## [THE EXERCISE]
Quote every line as written. Omit pictures.

________________________________________

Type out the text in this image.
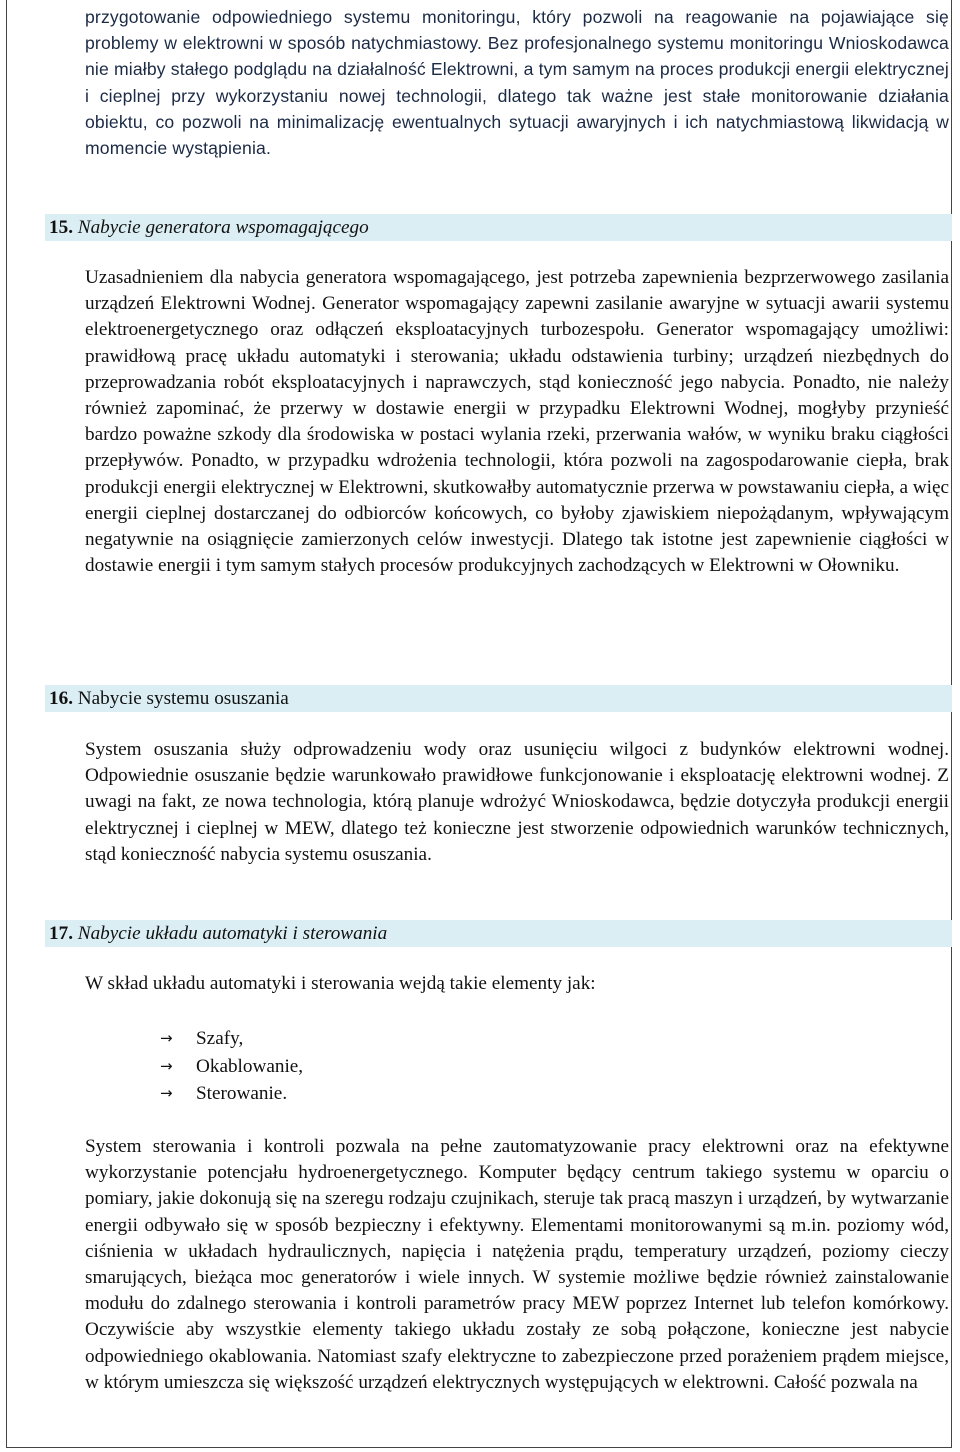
przygotowanie odpowiedniego systemu monitoringu, który pozwoli na reagowanie na pojawiające się problemy w elektrowni w sposób natychmiastowy. Bez profesjonalnego systemu monitoringu Wnioskodawca nie miałby stałego podglądu na działalność Elektrowni, a tym samym na proces produkcji energii elektrycznej i cieplnej przy wykorzystaniu nowej technologii, dlatego tak ważne jest stałe monitorowanie działania obiektu, co pozwoli na minimalizację ewentualnych sytuacji awaryjnych i ich natychmiastową likwidacją w momencie wystąpienia.

15. Nabycie generatora wspomagającego

Uzasadnieniem dla nabycia generatora wspomagającego, jest potrzeba zapewnienia bezprzerwowego zasilania urządzeń Elektrowni Wodnej. Generator wspomagający zapewni zasilanie awaryjne w sytuacji awarii systemu elektroenergetycznego oraz odłączeń eksploatacyjnych turbozespołu. Generator wspomagający umożliwi: prawidłową pracę układu automatyki i sterowania; układu odstawienia turbiny; urządzeń niezbędnych do przeprowadzania robót eksploatacyjnych i naprawczych, stąd konieczność jego nabycia. Ponadto, nie należy również zapominać, że przerwy w dostawie energii w przypadku Elektrowni Wodnej, mogłyby przynieść bardzo poważne szkody dla środowiska w postaci wylania rzeki, przerwania wałów, w wyniku braku ciągłości przepływów. Ponadto, w przypadku wdrożenia technologii, która pozwoli na zagospodarowanie ciepła, brak produkcji energii elektrycznej w Elektrowni, skutkowałby automatycznie przerwa w powstawaniu ciepła, a więc energii cieplnej dostarczanej do odbiorców końcowych, co byłoby zjawiskiem niepożądanym, wpływającym negatywnie na osiągnięcie zamierzonych celów inwestycji. Dlatego tak istotne jest zapewnienie ciągłości w dostawie energii i tym samym stałych procesów produkcyjnych zachodzących w Elektrowni w Ołowniku.

16. Nabycie systemu osuszania

System osuszania służy odprowadzeniu wody oraz usunięciu wilgoci z budynków elektrowni wodnej. Odpowiednie osuszanie będzie warunkowało prawidłowe funkcjonowanie i eksploatację elektrowni wodnej. Z uwagi na fakt, ze nowa technologia, którą planuje wdrożyć Wnioskodawca, będzie dotyczyła produkcji energii elektrycznej i cieplnej w MEW, dlatego też konieczne jest stworzenie odpowiednich warunków technicznych, stąd konieczność nabycia systemu osuszania.

17. Nabycie układu automatyki i sterowania

W skład układu automatyki i sterowania wejdą takie elementy jak:

→ Szafy,
→ Okablowanie,
→ Sterowanie.

System sterowania i kontroli pozwala na pełne zautomatyzowanie pracy elektrowni oraz na efektywne wykorzystanie potencjału hydroenergetycznego. Komputer będący centrum takiego systemu w oparciu o pomiary, jakie dokonują się na szeregu rodzaju czujnikach, steruje tak pracą maszyn i urządzeń, by wytwarzanie energii odbywało się w sposób bezpieczny i efektywny. Elementami monitorowanymi są m.in. poziomy wód, ciśnienia w układach hydraulicznych, napięcia i natężenia prądu, temperatury urządzeń, poziomy cieczy smarujących, bieżąca moc generatorów i wiele innych. W systemie możliwe będzie również zainstalowanie modułu do zdalnego sterowania i kontroli parametrów pracy MEW poprzez Internet lub telefon komórkowy. Oczywiście aby wszystkie elementy takiego układu zostały ze sobą połączone, konieczne jest nabycie odpowiedniego okablowania. Natomiast szafy elektryczne to zabezpieczone przed porażeniem prądem miejsce, w którym umieszcza się większość urządzeń elektrycznych występujących w elektrowni. Całość pozwala na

________________________________________

## [FINISHED ANSWER]
Type out the text in this image.
przygotowanie odpowiedniego systemu monitoringu, który pozwoli na reagowanie na pojawiające się problemy w elektrowni w sposób natychmiastowy. Bez profesjonalnego systemu monitoringu Wnioskodawca nie miałby stałego podglądu na działalność Elektrowni, a tym samym na proces produkcji energii elektrycznej i cieplnej przy wykorzystaniu nowej technologii, dlatego tak ważne jest stałe monitorowanie działania obiektu, co pozwoli na minimalizację ewentualnych sytuacji awaryjnych i ich natychmiastową likwidacją w momencie wystąpienia.

15. Nabycie generatora wspomagającego

Uzasadnieniem dla nabycia generatora wspomagającego, jest potrzeba zapewnienia bezprzerwowego zasilania urządzeń Elektrowni Wodnej. Generator wspomagający zapewni zasilanie awaryjne w sytuacji awarii systemu elektroenergetycznego oraz odłączeń eksploatacyjnych turbozespołu. Generator wspomagający umożliwi: prawidłową pracę układu automatyki i sterowania; układu odstawienia turbiny; urządzeń niezbędnych do przeprowadzania robót eksploatacyjnych i naprawczych, stąd konieczność jego nabycia. Ponadto, nie należy również zapominać, że przerwy w dostawie energii w przypadku Elektrowni Wodnej, mogłyby przynieść bardzo poważne szkody dla środowiska w postaci wylania rzeki, przerwania wałów, w wyniku braku ciągłości przepływów. Ponadto, w przypadku wdrożenia technologii, która pozwoli na zagospodarowanie ciepła, brak produkcji energii elektrycznej w Elektrowni, skutkowałby automatycznie przerwa w powstawaniu ciepła, a więc energii cieplnej dostarczanej do odbiorców końcowych, co byłoby zjawiskiem niepożądanym, wpływającym negatywnie na osiągnięcie zamierzonych celów inwestycji. Dlatego tak istotne jest zapewnienie ciągłości w dostawie energii i tym samym stałych procesów produkcyjnych zachodzących w Elektrowni w Ołowniku.

16. Nabycie systemu osuszania

System osuszania służy odprowadzeniu wody oraz usunięciu wilgoci z budynków elektrowni wodnej. Odpowiednie osuszanie będzie warunkowało prawidłowe funkcjonowanie i eksploatację elektrowni wodnej. Z uwagi na fakt, ze nowa technologia, którą planuje wdrożyć Wnioskodawca, będzie dotyczyła produkcji energii elektrycznej i cieplnej w MEW, dlatego też konieczne jest stworzenie odpowiednich warunków technicznych, stąd konieczność nabycia systemu osuszania.

17. Nabycie układu automatyki i sterowania

W skład układu automatyki i sterowania wejdą takie elementy jak:

→ Szafy,
→ Okablowanie,
→ Sterowanie.

System sterowania i kontroli pozwala na pełne zautomatyzowanie pracy elektrowni oraz na efektywne wykorzystanie potencjału hydroenergetycznego. Komputer będący centrum takiego systemu w oparciu o pomiary, jakie dokonują się na szeregu rodzaju czujnikach, steruje tak pracą maszyn i urządzeń, by wytwarzanie energii odbywało się w sposób bezpieczny i efektywny. Elementami monitorowanymi są m.in. poziomy wód, ciśnienia w układach hydraulicznych, napięcia i natężenia prądu, temperatury urządzeń, poziomy cieczy smarujących, bieżąca moc generatorów i wiele innych. W systemie możliwe będzie również zainstalowanie modułu do zdalnego sterowania i kontroli parametrów pracy MEW poprzez Internet lub telefon komórkowy. Oczywiście aby wszystkie elementy takiego układu zostały ze sobą połączone, konieczne jest nabycie odpowiedniego okablowania. Natomiast szafy elektryczne to zabezpieczone przed porażeniem prądem miejsce, w którym umieszcza się większość urządzeń elektrycznych występujących w elektrowni. Całość pozwala na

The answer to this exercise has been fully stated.